**** DATASET
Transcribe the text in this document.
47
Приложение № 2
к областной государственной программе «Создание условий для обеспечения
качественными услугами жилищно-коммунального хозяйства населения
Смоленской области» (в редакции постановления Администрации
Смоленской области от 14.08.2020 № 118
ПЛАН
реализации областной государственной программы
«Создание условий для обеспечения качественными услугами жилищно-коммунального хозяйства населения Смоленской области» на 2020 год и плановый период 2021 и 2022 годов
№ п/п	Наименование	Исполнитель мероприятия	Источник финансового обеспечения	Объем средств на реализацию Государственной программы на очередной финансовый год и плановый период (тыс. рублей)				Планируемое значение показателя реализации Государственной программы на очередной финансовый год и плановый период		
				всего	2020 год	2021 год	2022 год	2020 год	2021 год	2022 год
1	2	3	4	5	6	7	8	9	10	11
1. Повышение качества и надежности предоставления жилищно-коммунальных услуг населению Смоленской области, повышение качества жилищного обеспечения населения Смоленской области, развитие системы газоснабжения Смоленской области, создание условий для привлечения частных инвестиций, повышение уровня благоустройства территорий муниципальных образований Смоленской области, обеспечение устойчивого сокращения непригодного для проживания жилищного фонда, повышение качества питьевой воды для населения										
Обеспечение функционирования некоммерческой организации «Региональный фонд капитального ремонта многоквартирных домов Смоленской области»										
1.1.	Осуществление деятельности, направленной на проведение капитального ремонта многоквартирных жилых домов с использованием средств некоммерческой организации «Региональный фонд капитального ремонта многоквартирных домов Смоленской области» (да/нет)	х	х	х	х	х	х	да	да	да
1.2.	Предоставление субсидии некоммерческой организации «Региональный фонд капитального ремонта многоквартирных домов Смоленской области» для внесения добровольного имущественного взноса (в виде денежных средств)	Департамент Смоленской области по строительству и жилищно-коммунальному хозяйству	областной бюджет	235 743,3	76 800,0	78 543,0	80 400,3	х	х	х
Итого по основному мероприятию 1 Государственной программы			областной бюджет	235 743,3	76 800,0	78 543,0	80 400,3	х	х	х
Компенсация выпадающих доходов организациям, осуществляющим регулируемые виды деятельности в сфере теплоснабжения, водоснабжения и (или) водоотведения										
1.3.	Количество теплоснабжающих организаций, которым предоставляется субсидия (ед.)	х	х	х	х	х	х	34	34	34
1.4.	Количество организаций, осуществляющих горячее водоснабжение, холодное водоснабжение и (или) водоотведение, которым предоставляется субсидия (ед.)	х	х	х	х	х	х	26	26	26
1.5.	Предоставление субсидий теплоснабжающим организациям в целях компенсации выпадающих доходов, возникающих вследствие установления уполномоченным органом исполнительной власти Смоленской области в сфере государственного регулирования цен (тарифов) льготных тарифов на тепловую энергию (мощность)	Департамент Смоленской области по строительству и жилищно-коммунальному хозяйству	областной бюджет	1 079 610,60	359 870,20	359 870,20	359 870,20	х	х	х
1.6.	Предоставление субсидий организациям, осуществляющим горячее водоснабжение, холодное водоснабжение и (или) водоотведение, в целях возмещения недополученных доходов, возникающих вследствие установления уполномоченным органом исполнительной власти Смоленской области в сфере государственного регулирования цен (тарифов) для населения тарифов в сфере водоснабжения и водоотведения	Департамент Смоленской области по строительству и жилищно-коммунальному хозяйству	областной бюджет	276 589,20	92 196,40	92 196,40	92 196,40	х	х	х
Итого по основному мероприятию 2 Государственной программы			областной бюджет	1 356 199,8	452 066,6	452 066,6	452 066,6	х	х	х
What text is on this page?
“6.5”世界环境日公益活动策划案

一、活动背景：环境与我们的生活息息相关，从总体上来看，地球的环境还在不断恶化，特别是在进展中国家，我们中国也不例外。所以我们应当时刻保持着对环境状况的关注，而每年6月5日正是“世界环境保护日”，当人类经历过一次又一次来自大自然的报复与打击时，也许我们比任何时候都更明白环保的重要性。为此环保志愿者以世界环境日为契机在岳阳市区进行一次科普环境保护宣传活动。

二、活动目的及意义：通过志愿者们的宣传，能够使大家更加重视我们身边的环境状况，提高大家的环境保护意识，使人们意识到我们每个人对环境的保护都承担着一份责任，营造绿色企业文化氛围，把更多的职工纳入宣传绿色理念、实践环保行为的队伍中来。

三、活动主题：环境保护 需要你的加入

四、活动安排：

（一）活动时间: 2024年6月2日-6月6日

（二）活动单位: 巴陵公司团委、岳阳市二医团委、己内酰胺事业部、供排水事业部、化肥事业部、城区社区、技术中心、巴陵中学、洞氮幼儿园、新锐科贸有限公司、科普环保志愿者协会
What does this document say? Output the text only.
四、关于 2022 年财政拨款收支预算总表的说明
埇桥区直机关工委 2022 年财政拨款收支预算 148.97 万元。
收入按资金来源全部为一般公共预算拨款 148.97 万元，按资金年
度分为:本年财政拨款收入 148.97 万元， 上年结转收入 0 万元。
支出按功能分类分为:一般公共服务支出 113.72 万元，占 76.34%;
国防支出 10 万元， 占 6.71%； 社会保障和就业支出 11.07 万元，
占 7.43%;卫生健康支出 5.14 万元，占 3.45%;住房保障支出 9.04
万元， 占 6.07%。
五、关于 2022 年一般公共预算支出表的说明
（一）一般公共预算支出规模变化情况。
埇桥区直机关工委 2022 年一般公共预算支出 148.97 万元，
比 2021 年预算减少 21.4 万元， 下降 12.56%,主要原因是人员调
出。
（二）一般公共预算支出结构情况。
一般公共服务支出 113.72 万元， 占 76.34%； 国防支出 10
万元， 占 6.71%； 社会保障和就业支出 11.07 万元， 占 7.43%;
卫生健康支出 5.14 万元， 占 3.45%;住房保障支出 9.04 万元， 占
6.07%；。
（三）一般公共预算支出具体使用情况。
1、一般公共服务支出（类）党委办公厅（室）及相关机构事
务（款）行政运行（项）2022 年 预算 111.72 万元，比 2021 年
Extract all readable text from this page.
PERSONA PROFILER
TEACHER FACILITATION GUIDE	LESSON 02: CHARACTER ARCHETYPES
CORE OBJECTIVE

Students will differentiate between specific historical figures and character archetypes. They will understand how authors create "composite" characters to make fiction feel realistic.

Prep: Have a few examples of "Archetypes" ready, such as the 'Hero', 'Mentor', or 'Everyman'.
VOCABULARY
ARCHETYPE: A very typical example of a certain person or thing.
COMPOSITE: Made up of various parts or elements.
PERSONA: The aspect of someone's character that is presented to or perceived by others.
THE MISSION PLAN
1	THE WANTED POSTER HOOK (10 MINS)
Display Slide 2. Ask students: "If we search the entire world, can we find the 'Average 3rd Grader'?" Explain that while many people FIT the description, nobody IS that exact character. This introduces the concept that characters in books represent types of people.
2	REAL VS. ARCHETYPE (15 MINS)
********
WHAT THE EXERCISE ASKS: Write out every record verbatim.

SOLUTION TO THIS EXERCISE:
Transcribe the text in this document.
47
Приложение № 2
к областной государственной программе «Создание условий для обеспечения
качественными услугами жилищно-коммунального хозяйства населения
Смоленской области» (в редакции постановления Администрации
Смоленской области от 14.08.2020 № 118
ПЛАН
реализации областной государственной программы
«Создание условий для обеспечения качественными услугами жилищно-коммунального хозяйства населения Смоленской области» на 2020 год и плановый период 2021 и 2022 годов
№ п/п	Наименование	Исполнитель мероприятия	Источник финансового обеспечения	Объем средств на реализацию Государственной программы на очередной финансовый год и плановый период (тыс. рублей)				Планируемое значение показателя реализации Государственной программы на очередной финансовый год и плановый период		
				всего	2020 год	2021 год	2022 год	2020 год	2021 год	2022 год
1	2	3	4	5	6	7	8	9	10	11
1. Повышение качества и надежности предоставления жилищно-коммунальных услуг населению Смоленской области, повышение качества жилищного обеспечения населения Смоленской области, развитие системы газоснабжения Смоленской области, создание условий для привлечения частных инвестиций, повышение уровня благоустройства территорий муниципальных образований Смоленской области, обеспечение устойчивого сокращения непригодного для проживания жилищного фонда, повышение качества питьевой воды для населения										
Обеспечение функционирования некоммерческой организации «Региональный фонд капитального ремонта многоквартирных домов Смоленской области»										
1.1.	Осуществление деятельности, направленной на проведение капитального ремонта многоквартирных жилых домов с использованием средств некоммерческой организации «Региональный фонд капитального ремонта многоквартирных домов Смоленской области» (да/нет)	х	х	х	х	х	х	да	да	да
1.2.	Предоставление субсидии некоммерческой организации «Региональный фонд капитального ремонта многоквартирных домов Смоленской области» для внесения добровольного имущественного взноса (в виде денежных средств)	Департамент Смоленской области по строительству и жилищно-коммунальному хозяйству	областной бюджет	235 743,3	76 800,0	78 543,0	80 400,3	х	х	х
Итого по основному мероприятию 1 Государственной программы			областной бюджет	235 743,3	76 800,0	78 543,0	80 400,3	х	х	х
Компенсация выпадающих доходов организациям, осуществляющим регулируемые виды деятельности в сфере теплоснабжения, водоснабжения и (или) водоотведения										
1.3.	Количество теплоснабжающих организаций, которым предоставляется субсидия (ед.)	х	х	х	х	х	х	34	34	34
1.4.	Количество организаций, осуществляющих горячее водоснабжение, холодное водоснабжение и (или) водоотведение, которым предоставляется субсидия (ед.)	х	х	х	х	х	х	26	26	26
1.5.	Предоставление субсидий теплоснабжающим организациям в целях компенсации выпадающих доходов, возникающих вследствие установления уполномоченным органом исполнительной власти Смоленской области в сфере государственного регулирования цен (тарифов) льготных тарифов на тепловую энергию (мощность)	Департамент Смоленской области по строительству и жилищно-коммунальному хозяйству	областной бюджет	1 079 610,60	359 870,20	359 870,20	359 870,20	х	х	х
1.6.	Предоставление субсидий организациям, осуществляющим горячее водоснабжение, холодное водоснабжение и (или) водоотведение, в целях возмещения недополученных доходов, возникающих вследствие установления уполномоченным органом исполнительной власти Смоленской области в сфере государственного регулирования цен (тарифов) для населения тарифов в сфере водоснабжения и водоотведения	Департамент Смоленской области по строительству и жилищно-коммунальному хозяйству	областной бюджет	276 589,20	92 196,40	92 196,40	92 196,40	х	х	х
Итого по основному мероприятию 2 Государственной программы			областной бюджет	1 356 199,8	452 066,6	452 066,6	452 066,6	х	х	х
What text is on this page?
“6.5”世界环境日公益活动策划案

一、活动背景：环境与我们的生活息息相关，从总体上来看，地球的环境还在不断恶化，特别是在进展中国家，我们中国也不例外。所以我们应当时刻保持着对环境状况的关注，而每年6月5日正是“世界环境保护日”，当人类经历过一次又一次来自大自然的报复与打击时，也许我们比任何时候都更明白环保的重要性。为此环保志愿者以世界环境日为契机在岳阳市区进行一次科普环境保护宣传活动。

二、活动目的及意义：通过志愿者们的宣传，能够使大家更加重视我们身边的环境状况，提高大家的环境保护意识，使人们意识到我们每个人对环境的保护都承担着一份责任，营造绿色企业文化氛围，把更多的职工纳入宣传绿色理念、实践环保行为的队伍中来。

三、活动主题：环境保护 需要你的加入

四、活动安排：

（一）活动时间: 2024年6月2日-6月6日

（二）活动单位: 巴陵公司团委、岳阳市二医团委、己内酰胺事业部、供排水事业部、化肥事业部、城区社区、技术中心、巴陵中学、洞氮幼儿园、新锐科贸有限公司、科普环保志愿者协会
What does this document say? Output the text only.
四、关于 2022 年财政拨款收支预算总表的说明
埇桥区直机关工委 2022 年财政拨款收支预算 148.97 万元。
收入按资金来源全部为一般公共预算拨款 148.97 万元，按资金年
度分为:本年财政拨款收入 148.97 万元， 上年结转收入 0 万元。
支出按功能分类分为:一般公共服务支出 113.72 万元，占 76.34%;
国防支出 10 万元， 占 6.71%； 社会保障和就业支出 11.07 万元，
占 7.43%;卫生健康支出 5.14 万元，占 3.45%;住房保障支出 9.04
万元， 占 6.07%。
五、关于 2022 年一般公共预算支出表的说明
（一）一般公共预算支出规模变化情况。
埇桥区直机关工委 2022 年一般公共预算支出 148.97 万元，
比 2021 年预算减少 21.4 万元， 下降 12.56%,主要原因是人员调
出。
（二）一般公共预算支出结构情况。
一般公共服务支出 113.72 万元， 占 76.34%； 国防支出 10
万元， 占 6.71%； 社会保障和就业支出 11.07 万元， 占 7.43%;
卫生健康支出 5.14 万元， 占 3.45%;住房保障支出 9.04 万元， 占
6.07%；。
（三）一般公共预算支出具体使用情况。
1、一般公共服务支出（类）党委办公厅（室）及相关机构事
务（款）行政运行（项）2022 年 预算 111.72 万元，比 2021 年
Extract all readable text from this page.
PERSONA PROFILER
TEACHER FACILITATION GUIDE	LESSON 02: CHARACTER ARCHETYPES
CORE OBJECTIVE

Students will differentiate between specific historical figures and character archetypes. They will understand how authors create "composite" characters to make fiction feel realistic.

Prep: Have a few examples of "Archetypes" ready, such as the 'Hero', 'Mentor', or 'Everyman'.
VOCABULARY
ARCHETYPE: A very typical example of a certain person or thing.
COMPOSITE: Made up of various parts or elements.
PERSONA: The aspect of someone's character that is presented to or perceived by others.
THE MISSION PLAN
1	THE WANTED POSTER HOOK (10 MINS)
Display Slide 2. Ask students: "If we search the entire world, can we find the 'Average 3rd Grader'?" Explain that while many people FIT the description, nobody IS that exact character. This introduces the concept that characters in books represent types of people.
2	REAL VS. ARCHETYPE (15 MINS)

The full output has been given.